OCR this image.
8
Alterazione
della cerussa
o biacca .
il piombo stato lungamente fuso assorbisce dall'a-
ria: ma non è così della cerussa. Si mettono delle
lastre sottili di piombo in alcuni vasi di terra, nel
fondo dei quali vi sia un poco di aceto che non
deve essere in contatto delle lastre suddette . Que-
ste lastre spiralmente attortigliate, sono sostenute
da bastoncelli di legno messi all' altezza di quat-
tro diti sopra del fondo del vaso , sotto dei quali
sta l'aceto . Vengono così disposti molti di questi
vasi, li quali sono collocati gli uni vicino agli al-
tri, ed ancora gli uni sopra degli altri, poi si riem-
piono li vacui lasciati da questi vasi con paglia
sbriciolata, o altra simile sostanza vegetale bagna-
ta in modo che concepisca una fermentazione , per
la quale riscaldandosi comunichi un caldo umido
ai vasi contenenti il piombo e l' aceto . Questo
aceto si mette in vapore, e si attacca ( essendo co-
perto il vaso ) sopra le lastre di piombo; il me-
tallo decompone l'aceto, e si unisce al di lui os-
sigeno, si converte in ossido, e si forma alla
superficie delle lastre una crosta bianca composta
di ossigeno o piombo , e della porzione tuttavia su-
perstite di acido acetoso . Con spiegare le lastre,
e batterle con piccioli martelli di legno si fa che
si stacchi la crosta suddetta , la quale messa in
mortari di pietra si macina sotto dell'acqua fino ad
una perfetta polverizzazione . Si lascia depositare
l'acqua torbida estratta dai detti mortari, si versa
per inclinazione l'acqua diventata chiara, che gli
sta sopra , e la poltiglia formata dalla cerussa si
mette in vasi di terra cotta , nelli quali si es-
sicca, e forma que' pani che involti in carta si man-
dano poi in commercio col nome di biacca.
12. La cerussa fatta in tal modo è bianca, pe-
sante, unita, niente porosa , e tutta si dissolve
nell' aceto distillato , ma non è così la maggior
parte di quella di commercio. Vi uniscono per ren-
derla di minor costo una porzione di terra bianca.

───

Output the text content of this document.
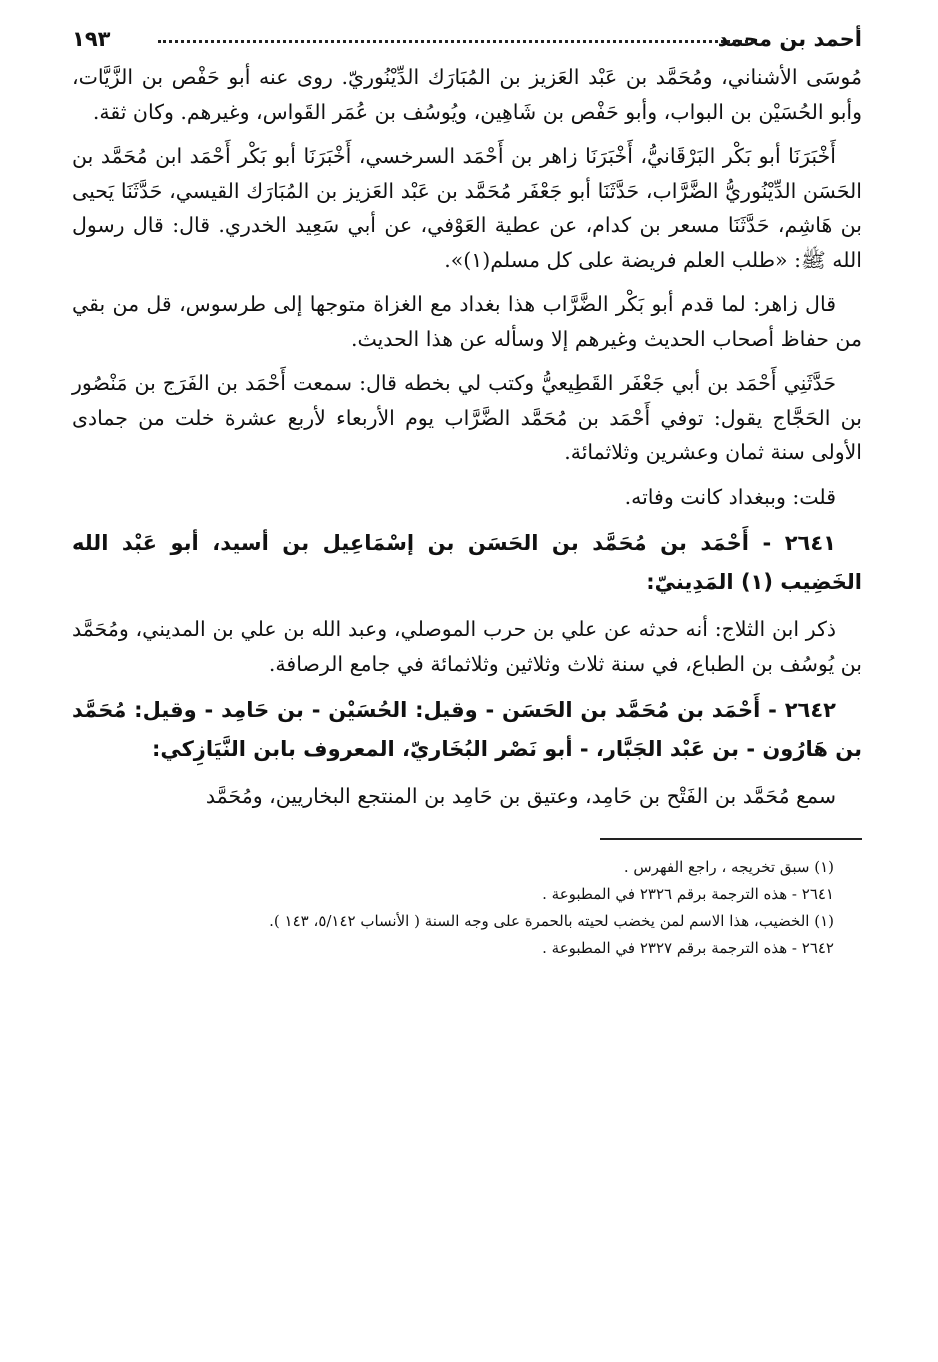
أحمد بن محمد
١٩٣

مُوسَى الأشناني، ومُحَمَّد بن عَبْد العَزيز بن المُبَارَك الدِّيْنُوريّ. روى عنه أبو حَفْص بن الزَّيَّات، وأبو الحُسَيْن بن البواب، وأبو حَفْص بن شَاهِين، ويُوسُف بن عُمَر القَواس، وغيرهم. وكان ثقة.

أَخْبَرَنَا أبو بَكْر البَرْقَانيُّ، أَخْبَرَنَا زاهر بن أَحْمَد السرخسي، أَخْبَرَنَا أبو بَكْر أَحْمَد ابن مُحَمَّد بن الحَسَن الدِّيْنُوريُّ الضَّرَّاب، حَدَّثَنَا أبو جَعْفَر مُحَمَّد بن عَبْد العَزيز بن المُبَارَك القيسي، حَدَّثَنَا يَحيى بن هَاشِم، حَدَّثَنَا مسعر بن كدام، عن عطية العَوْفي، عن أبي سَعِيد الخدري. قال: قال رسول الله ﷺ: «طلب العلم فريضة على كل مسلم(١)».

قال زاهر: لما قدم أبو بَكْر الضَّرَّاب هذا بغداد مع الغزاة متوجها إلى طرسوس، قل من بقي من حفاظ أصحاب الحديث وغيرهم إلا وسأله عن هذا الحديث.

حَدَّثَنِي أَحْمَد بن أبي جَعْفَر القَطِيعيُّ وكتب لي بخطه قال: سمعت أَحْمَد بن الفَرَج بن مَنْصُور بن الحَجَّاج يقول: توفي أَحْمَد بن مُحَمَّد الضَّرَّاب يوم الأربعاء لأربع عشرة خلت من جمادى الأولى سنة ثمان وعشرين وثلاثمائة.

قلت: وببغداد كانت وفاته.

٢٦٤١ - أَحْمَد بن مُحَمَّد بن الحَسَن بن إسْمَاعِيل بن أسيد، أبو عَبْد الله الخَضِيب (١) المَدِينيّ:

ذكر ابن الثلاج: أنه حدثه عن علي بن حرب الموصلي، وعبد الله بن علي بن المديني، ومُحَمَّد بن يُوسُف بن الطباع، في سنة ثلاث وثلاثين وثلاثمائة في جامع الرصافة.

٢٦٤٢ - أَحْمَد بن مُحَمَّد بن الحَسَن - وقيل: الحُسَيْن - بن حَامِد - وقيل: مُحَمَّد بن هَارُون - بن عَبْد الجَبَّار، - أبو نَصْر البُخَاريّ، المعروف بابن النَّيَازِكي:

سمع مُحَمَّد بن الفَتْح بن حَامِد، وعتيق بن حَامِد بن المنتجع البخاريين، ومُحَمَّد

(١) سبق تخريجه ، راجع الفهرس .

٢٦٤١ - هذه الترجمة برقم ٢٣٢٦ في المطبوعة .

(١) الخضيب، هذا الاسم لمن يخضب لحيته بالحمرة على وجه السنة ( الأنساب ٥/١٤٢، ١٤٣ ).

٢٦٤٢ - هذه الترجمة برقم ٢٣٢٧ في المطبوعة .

───

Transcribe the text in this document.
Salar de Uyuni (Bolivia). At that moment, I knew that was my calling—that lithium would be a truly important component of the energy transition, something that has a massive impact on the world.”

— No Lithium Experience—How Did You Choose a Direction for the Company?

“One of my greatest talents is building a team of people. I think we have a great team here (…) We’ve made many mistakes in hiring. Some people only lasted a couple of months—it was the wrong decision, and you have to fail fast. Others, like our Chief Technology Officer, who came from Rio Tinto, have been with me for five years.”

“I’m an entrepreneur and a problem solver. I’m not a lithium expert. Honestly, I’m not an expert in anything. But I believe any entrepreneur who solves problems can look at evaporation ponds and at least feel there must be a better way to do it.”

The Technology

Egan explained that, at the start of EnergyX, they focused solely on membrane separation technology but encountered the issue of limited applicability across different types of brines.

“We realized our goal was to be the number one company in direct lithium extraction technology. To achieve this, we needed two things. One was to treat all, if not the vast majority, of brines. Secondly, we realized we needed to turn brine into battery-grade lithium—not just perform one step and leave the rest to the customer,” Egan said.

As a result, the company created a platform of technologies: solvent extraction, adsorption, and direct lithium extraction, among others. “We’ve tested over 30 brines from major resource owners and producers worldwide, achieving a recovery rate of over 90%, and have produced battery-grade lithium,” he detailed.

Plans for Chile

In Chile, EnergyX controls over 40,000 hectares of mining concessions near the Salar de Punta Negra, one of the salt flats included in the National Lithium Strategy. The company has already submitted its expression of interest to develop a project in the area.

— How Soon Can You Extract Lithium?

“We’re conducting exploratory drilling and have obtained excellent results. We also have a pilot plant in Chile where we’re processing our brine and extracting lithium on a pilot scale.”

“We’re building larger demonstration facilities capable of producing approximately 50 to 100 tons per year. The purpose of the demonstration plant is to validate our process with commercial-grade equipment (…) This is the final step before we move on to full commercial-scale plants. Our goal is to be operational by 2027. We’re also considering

───

• _The exercise_: Extract all lines containing the word "sotto".

• _Written answer_:
tro diti sopra del fondo del vaso , sotto dei quali
mortari di pietra si macina sotto dell'acqua fino ad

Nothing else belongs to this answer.